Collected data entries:
******************************

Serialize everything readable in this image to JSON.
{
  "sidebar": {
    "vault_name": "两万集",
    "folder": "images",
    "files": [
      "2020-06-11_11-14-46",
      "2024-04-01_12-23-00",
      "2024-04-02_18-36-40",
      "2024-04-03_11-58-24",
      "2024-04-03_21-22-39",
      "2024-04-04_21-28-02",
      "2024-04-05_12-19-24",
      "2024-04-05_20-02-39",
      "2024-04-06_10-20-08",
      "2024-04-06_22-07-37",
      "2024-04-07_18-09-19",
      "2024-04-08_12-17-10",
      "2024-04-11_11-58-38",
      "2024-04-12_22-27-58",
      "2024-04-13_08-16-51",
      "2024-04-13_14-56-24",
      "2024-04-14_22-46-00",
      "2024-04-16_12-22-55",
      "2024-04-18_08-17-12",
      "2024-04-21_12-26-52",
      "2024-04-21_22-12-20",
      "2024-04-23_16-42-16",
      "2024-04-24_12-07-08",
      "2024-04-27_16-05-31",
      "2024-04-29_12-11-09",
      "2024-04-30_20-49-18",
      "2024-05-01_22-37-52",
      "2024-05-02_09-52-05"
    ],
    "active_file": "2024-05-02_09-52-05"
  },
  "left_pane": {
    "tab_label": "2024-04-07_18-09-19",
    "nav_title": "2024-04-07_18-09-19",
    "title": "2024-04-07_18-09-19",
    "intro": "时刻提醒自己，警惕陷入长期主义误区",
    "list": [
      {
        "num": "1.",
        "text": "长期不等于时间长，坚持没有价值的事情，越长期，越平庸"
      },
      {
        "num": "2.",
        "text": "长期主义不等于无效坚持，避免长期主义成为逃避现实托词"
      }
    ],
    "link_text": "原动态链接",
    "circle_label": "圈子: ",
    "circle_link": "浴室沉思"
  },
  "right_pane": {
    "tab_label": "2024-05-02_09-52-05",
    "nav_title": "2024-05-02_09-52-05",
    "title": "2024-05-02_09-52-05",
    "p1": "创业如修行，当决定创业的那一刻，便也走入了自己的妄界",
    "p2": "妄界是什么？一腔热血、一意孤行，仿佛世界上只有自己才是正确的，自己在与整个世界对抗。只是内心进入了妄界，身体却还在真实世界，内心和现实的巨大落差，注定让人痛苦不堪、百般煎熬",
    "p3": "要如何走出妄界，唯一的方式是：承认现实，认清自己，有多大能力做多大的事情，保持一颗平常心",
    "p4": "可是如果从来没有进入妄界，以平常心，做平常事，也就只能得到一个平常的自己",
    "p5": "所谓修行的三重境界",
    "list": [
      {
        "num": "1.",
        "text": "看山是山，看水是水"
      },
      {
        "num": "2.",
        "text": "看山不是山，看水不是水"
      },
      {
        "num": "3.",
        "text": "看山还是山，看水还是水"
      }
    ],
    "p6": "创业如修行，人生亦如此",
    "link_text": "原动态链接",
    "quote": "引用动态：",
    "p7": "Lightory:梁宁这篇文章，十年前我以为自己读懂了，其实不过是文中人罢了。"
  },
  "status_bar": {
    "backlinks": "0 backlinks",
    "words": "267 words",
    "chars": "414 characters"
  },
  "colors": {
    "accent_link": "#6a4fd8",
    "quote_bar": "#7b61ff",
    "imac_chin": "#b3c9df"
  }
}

******************************

* What is being asked
The full set of records should be duplicated exactly.

* Exercise response
Serialize everything readable in this image to JSON.
{
  "sidebar": {
    "vault_name": "两万集",
    "folder": "images",
    "files": [
      "2020-06-11_11-14-46",
      "2024-04-01_12-23-00",
      "2024-04-02_18-36-40",
      "2024-04-03_11-58-24",
      "2024-04-03_21-22-39",
      "2024-04-04_21-28-02",
      "2024-04-05_12-19-24",
      "2024-04-05_20-02-39",
      "2024-04-06_10-20-08",
      "2024-04-06_22-07-37",
      "2024-04-07_18-09-19",
      "2024-04-08_12-17-10",
      "2024-04-11_11-58-38",
      "2024-04-12_22-27-58",
      "2024-04-13_08-16-51",
      "2024-04-13_14-56-24",
      "2024-04-14_22-46-00",
      "2024-04-16_12-22-55",
      "2024-04-18_08-17-12",
      "2024-04-21_12-26-52",
      "2024-04-21_22-12-20",
      "2024-04-23_16-42-16",
      "2024-04-24_12-07-08",
      "2024-04-27_16-05-31",
      "2024-04-29_12-11-09",
      "2024-04-30_20-49-18",
      "2024-05-01_22-37-52",
      "2024-05-02_09-52-05"
    ],
    "active_file": "2024-05-02_09-52-05"
  },
  "left_pane": {
    "tab_label": "2024-04-07_18-09-19",
    "nav_title": "2024-04-07_18-09-19",
    "title": "2024-04-07_18-09-19",
    "intro": "时刻提醒自己，警惕陷入长期主义误区",
    "list": [
      {
        "num": "1.",
        "text": "长期不等于时间长，坚持没有价值的事情，越长期，越平庸"
      },
      {
        "num": "2.",
        "text": "长期主义不等于无效坚持，避免长期主义成为逃避现实托词"
      }
    ],
    "link_text": "原动态链接",
    "circle_label": "圈子: ",
    "circle_link": "浴室沉思"
  },
  "right_pane": {
    "tab_label": "2024-05-02_09-52-05",
    "nav_title": "2024-05-02_09-52-05",
    "title": "2024-05-02_09-52-05",
    "p1": "创业如修行，当决定创业的那一刻，便也走入了自己的妄界",
    "p2": "妄界是什么？一腔热血、一意孤行，仿佛世界上只有自己才是正确的，自己在与整个世界对抗。只是内心进入了妄界，身体却还在真实世界，内心和现实的巨大落差，注定让人痛苦不堪、百般煎熬",
    "p3": "要如何走出妄界，唯一的方式是：承认现实，认清自己，有多大能力做多大的事情，保持一颗平常心",
    "p4": "可是如果从来没有进入妄界，以平常心，做平常事，也就只能得到一个平常的自己",
    "p5": "所谓修行的三重境界",
    "list": [
      {
        "num": "1.",
        "text": "看山是山，看水是水"
      },
      {
        "num": "2.",
        "text": "看山不是山，看水不是水"
      },
      {
        "num": "3.",
        "text": "看山还是山，看水还是水"
      }
    ],
    "p6": "创业如修行，人生亦如此",
    "link_text": "原动态链接",
    "quote": "引用动态：",
    "p7": "Lightory:梁宁这篇文章，十年前我以为自己读懂了，其实不过是文中人罢了。"
  },
  "status_bar": {
    "backlinks": "0 backlinks",
    "words": "267 words",
    "chars": "414 characters"
  },
  "colors": {
    "accent_link": "#6a4fd8",
    "quote_bar": "#7b61ff",
    "imac_chin": "#b3c9df"
  }
}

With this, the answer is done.